_TASK REQUIREMENTS_. Copy out the listing in full, exactly as written, but not its pictures.

Stored dataset items
--- begin ---
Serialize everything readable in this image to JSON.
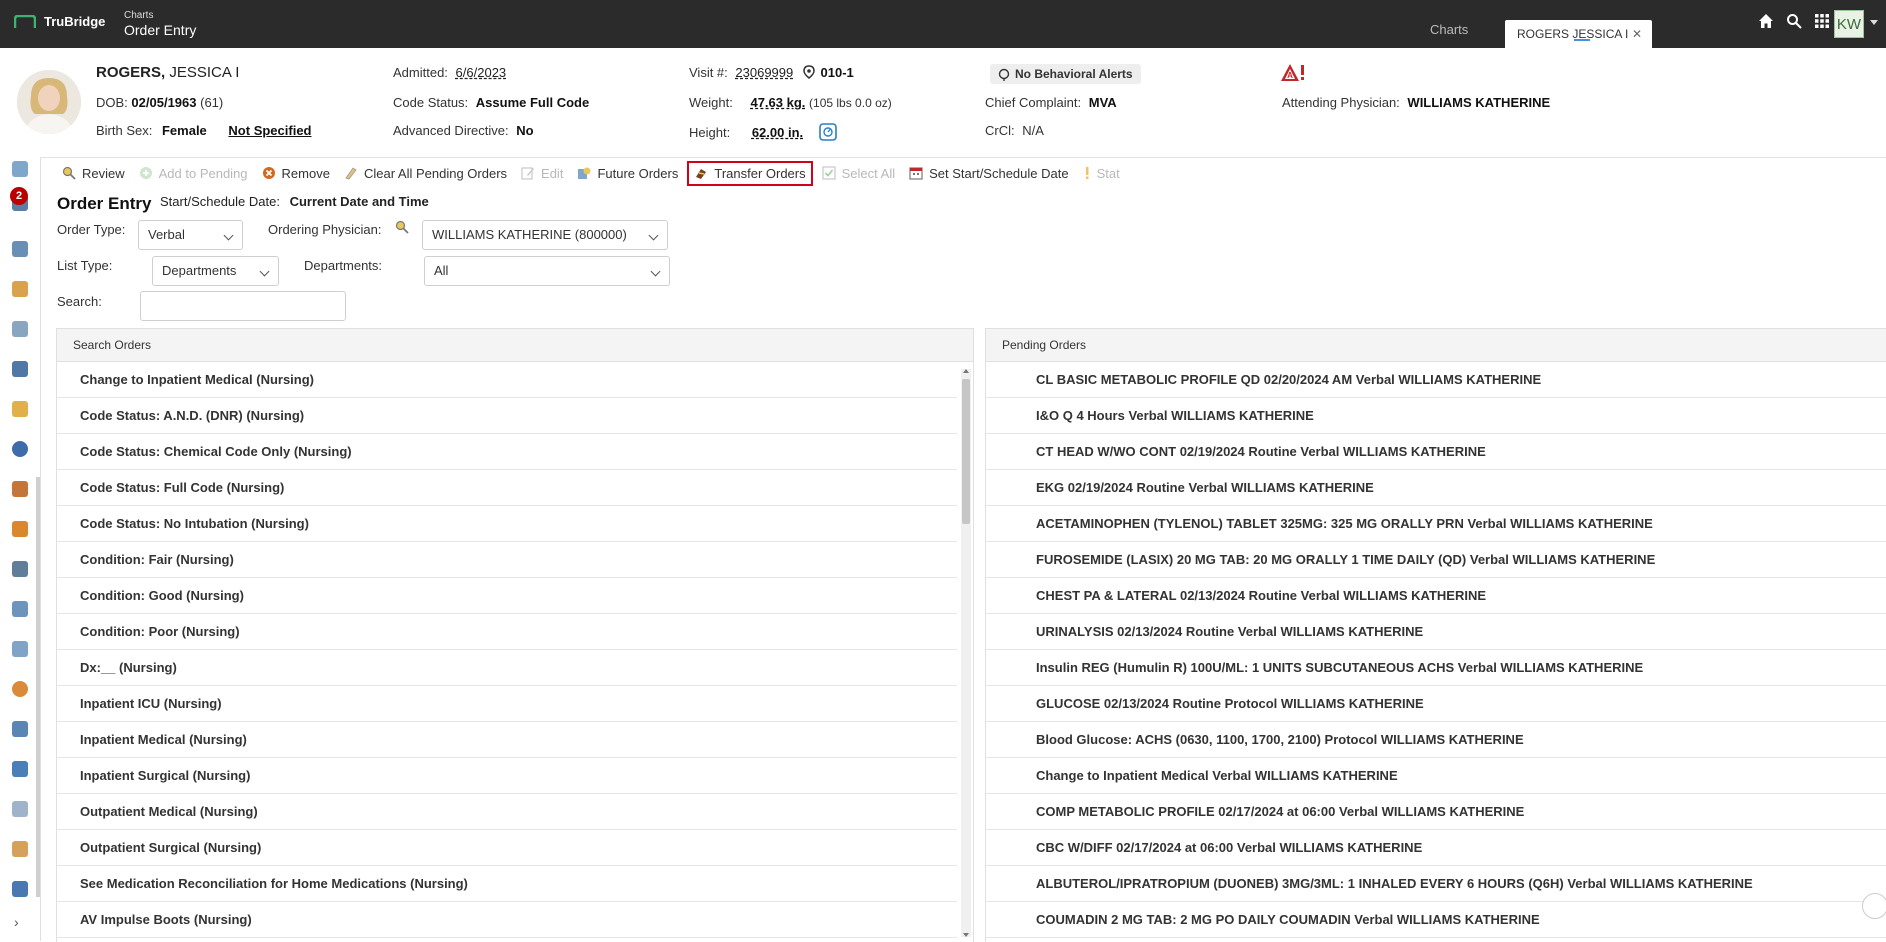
{
  "app": {
    "brand": "TruBridge",
    "crumb_parent": "Charts",
    "crumb_title": "Order Entry",
    "tab_charts": "Charts",
    "tab_patient": "ROGERS JESSICA I",
    "tab_close": "✕",
    "user_initials": "KW"
  },
  "patient": {
    "last_name": "ROGERS,",
    "first_name": "JESSICA I",
    "dob_label": "DOB:",
    "dob": "02/05/1963",
    "age": "(61)",
    "sex_label": "Birth Sex:",
    "sex": "Female",
    "gender_identity": "Not Specified",
    "admitted_label": "Admitted:",
    "admitted": "6/6/2023",
    "code_status_label": "Code Status:",
    "code_status": "Assume Full Code",
    "adv_directive_label": "Advanced Directive:",
    "adv_directive": "No",
    "visit_label": "Visit #:",
    "visit": "23069999",
    "room": "010-1",
    "weight_label": "Weight:",
    "weight": "47.63 kg.",
    "weight_alt": "(105 lbs 0.0 oz)",
    "height_label": "Height:",
    "height": "62.00 in.",
    "behavioral_alert": "No Behavioral Alerts",
    "complaint_label": "Chief Complaint:",
    "complaint": "MVA",
    "crcl_label": "CrCl:",
    "crcl": "N/A",
    "attending_label": "Attending Physician:",
    "attending": "WILLIAMS KATHERINE"
  },
  "rail": {
    "badge_count": "2",
    "expand": "›"
  },
  "toolbar": {
    "review": "Review",
    "add_pending": "Add to Pending",
    "remove": "Remove",
    "clear_pending": "Clear All Pending Orders",
    "edit": "Edit",
    "future_orders": "Future Orders",
    "transfer_orders": "Transfer Orders",
    "select_all": "Select All",
    "set_start": "Set Start/Schedule Date",
    "stat": "Stat"
  },
  "form": {
    "title": "Order Entry",
    "start_label": "Start/Schedule Date:",
    "start_value": "Current Date and Time",
    "order_type_label": "Order Type:",
    "order_type": "Verbal",
    "ordering_physician_label": "Ordering Physician:",
    "ordering_physician": "WILLIAMS KATHERINE (800000)",
    "list_type_label": "List Type:",
    "list_type": "Departments",
    "departments_label": "Departments:",
    "departments": "All",
    "search_label": "Search:",
    "search_value": ""
  },
  "search_orders": {
    "header": "Search Orders",
    "items": [
      "Change to Inpatient Medical (Nursing)",
      "Code Status: A.N.D. (DNR) (Nursing)",
      "Code Status: Chemical Code Only (Nursing)",
      "Code Status: Full Code (Nursing)",
      "Code Status: No Intubation (Nursing)",
      "Condition: Fair (Nursing)",
      "Condition: Good (Nursing)",
      "Condition: Poor (Nursing)",
      "Dx:__ (Nursing)",
      "Inpatient ICU (Nursing)",
      "Inpatient Medical (Nursing)",
      "Inpatient Surgical (Nursing)",
      "Outpatient Medical (Nursing)",
      "Outpatient Surgical (Nursing)",
      "See Medication Reconciliation for Home Medications (Nursing)",
      "AV Impulse Boots (Nursing)"
    ]
  },
  "pending_orders": {
    "header": "Pending Orders",
    "items": [
      "CL BASIC METABOLIC PROFILE QD 02/20/2024 AM Verbal WILLIAMS KATHERINE",
      "I&O Q 4 Hours Verbal WILLIAMS KATHERINE",
      "CT HEAD W/WO CONT 02/19/2024 Routine Verbal WILLIAMS KATHERINE",
      "EKG 02/19/2024 Routine Verbal WILLIAMS KATHERINE",
      "ACETAMINOPHEN (TYLENOL) TABLET 325MG: 325 MG ORALLY PRN Verbal WILLIAMS KATHERINE",
      "FUROSEMIDE (LASIX) 20 MG TAB: 20 MG ORALLY 1 TIME DAILY (QD) Verbal WILLIAMS KATHERINE",
      "CHEST PA & LATERAL 02/13/2024 Routine Verbal WILLIAMS KATHERINE",
      "URINALYSIS 02/13/2024 Routine Verbal WILLIAMS KATHERINE",
      "Insulin REG (Humulin R) 100U/ML: 1 UNITS SUBCUTANEOUS ACHS Verbal WILLIAMS KATHERINE",
      "GLUCOSE 02/13/2024 Routine Protocol WILLIAMS KATHERINE",
      "Blood Glucose: ACHS (0630, 1100, 1700, 2100) Protocol WILLIAMS KATHERINE",
      "Change to Inpatient Medical Verbal WILLIAMS KATHERINE",
      "COMP METABOLIC PROFILE 02/17/2024 at 06:00 Verbal WILLIAMS KATHERINE",
      "CBC W/DIFF 02/17/2024 at 06:00 Verbal WILLIAMS KATHERINE",
      "ALBUTEROL/IPRATROPIUM (DUONEB) 3MG/3ML: 1 INHALED EVERY 6 HOURS (Q6H) Verbal WILLIAMS KATHERINE",
      "COUMADIN 2 MG TAB: 2 MG PO DAILY COUMADIN Verbal WILLIAMS KATHERINE"
    ]
  },
  "colors": {
    "topbar": "#2b2b2b",
    "brand_green": "#3cb371",
    "highlight_red": "#d0021b",
    "alert_red": "#c0282d"
  }
}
--- end ---
_THE ANSWER_.
Serialize everything readable in this image to JSON.
{
  "app": {
    "brand": "TruBridge",
    "crumb_parent": "Charts",
    "crumb_title": "Order Entry",
    "tab_charts": "Charts",
    "tab_patient": "ROGERS JESSICA I",
    "tab_close": "✕",
    "user_initials": "KW"
  },
  "patient": {
    "last_name": "ROGERS,",
    "first_name": "JESSICA I",
    "dob_label": "DOB:",
    "dob": "02/05/1963",
    "age": "(61)",
    "sex_label": "Birth Sex:",
    "sex": "Female",
    "gender_identity": "Not Specified",
    "admitted_label": "Admitted:",
    "admitted": "6/6/2023",
    "code_status_label": "Code Status:",
    "code_status": "Assume Full Code",
    "adv_directive_label": "Advanced Directive:",
    "adv_directive": "No",
    "visit_label": "Visit #:",
    "visit": "23069999",
    "room": "010-1",
    "weight_label": "Weight:",
    "weight": "47.63 kg.",
    "weight_alt": "(105 lbs 0.0 oz)",
    "height_label": "Height:",
    "height": "62.00 in.",
    "behavioral_alert": "No Behavioral Alerts",
    "complaint_label": "Chief Complaint:",
    "complaint": "MVA",
    "crcl_label": "CrCl:",
    "crcl": "N/A",
    "attending_label": "Attending Physician:",
    "attending": "WILLIAMS KATHERINE"
  },
  "rail": {
    "badge_count": "2",
    "expand": "›"
  },
  "toolbar": {
    "review": "Review",
    "add_pending": "Add to Pending",
    "remove": "Remove",
    "clear_pending": "Clear All Pending Orders",
    "edit": "Edit",
    "future_orders": "Future Orders",
    "transfer_orders": "Transfer Orders",
    "select_all": "Select All",
    "set_start": "Set Start/Schedule Date",
    "stat": "Stat"
  },
  "form": {
    "title": "Order Entry",
    "start_label": "Start/Schedule Date:",
    "start_value": "Current Date and Time",
    "order_type_label": "Order Type:",
    "order_type": "Verbal",
    "ordering_physician_label": "Ordering Physician:",
    "ordering_physician": "WILLIAMS KATHERINE (800000)",
    "list_type_label": "List Type:",
    "list_type": "Departments",
    "departments_label": "Departments:",
    "departments": "All",
    "search_label": "Search:",
    "search_value": ""
  },
  "search_orders": {
    "header": "Search Orders",
    "items": [
      "Change to Inpatient Medical (Nursing)",
      "Code Status: A.N.D. (DNR) (Nursing)",
      "Code Status: Chemical Code Only (Nursing)",
      "Code Status: Full Code (Nursing)",
      "Code Status: No Intubation (Nursing)",
      "Condition: Fair (Nursing)",
      "Condition: Good (Nursing)",
      "Condition: Poor (Nursing)",
      "Dx:__ (Nursing)",
      "Inpatient ICU (Nursing)",
      "Inpatient Medical (Nursing)",
      "Inpatient Surgical (Nursing)",
      "Outpatient Medical (Nursing)",
      "Outpatient Surgical (Nursing)",
      "See Medication Reconciliation for Home Medications (Nursing)",
      "AV Impulse Boots (Nursing)"
    ]
  },
  "pending_orders": {
    "header": "Pending Orders",
    "items": [
      "CL BASIC METABOLIC PROFILE QD 02/20/2024 AM Verbal WILLIAMS KATHERINE",
      "I&O Q 4 Hours Verbal WILLIAMS KATHERINE",
      "CT HEAD W/WO CONT 02/19/2024 Routine Verbal WILLIAMS KATHERINE",
      "EKG 02/19/2024 Routine Verbal WILLIAMS KATHERINE",
      "ACETAMINOPHEN (TYLENOL) TABLET 325MG: 325 MG ORALLY PRN Verbal WILLIAMS KATHERINE",
      "FUROSEMIDE (LASIX) 20 MG TAB: 20 MG ORALLY 1 TIME DAILY (QD) Verbal WILLIAMS KATHERINE",
      "CHEST PA & LATERAL 02/13/2024 Routine Verbal WILLIAMS KATHERINE",
      "URINALYSIS 02/13/2024 Routine Verbal WILLIAMS KATHERINE",
      "Insulin REG (Humulin R) 100U/ML: 1 UNITS SUBCUTANEOUS ACHS Verbal WILLIAMS KATHERINE",
      "GLUCOSE 02/13/2024 Routine Protocol WILLIAMS KATHERINE",
      "Blood Glucose: ACHS (0630, 1100, 1700, 2100) Protocol WILLIAMS KATHERINE",
      "Change to Inpatient Medical Verbal WILLIAMS KATHERINE",
      "COMP METABOLIC PROFILE 02/17/2024 at 06:00 Verbal WILLIAMS KATHERINE",
      "CBC W/DIFF 02/17/2024 at 06:00 Verbal WILLIAMS KATHERINE",
      "ALBUTEROL/IPRATROPIUM (DUONEB) 3MG/3ML: 1 INHALED EVERY 6 HOURS (Q6H) Verbal WILLIAMS KATHERINE",
      "COUMADIN 2 MG TAB: 2 MG PO DAILY COUMADIN Verbal WILLIAMS KATHERINE"
    ]
  },
  "colors": {
    "topbar": "#2b2b2b",
    "brand_green": "#3cb371",
    "highlight_red": "#d0021b",
    "alert_red": "#c0282d"
  }
}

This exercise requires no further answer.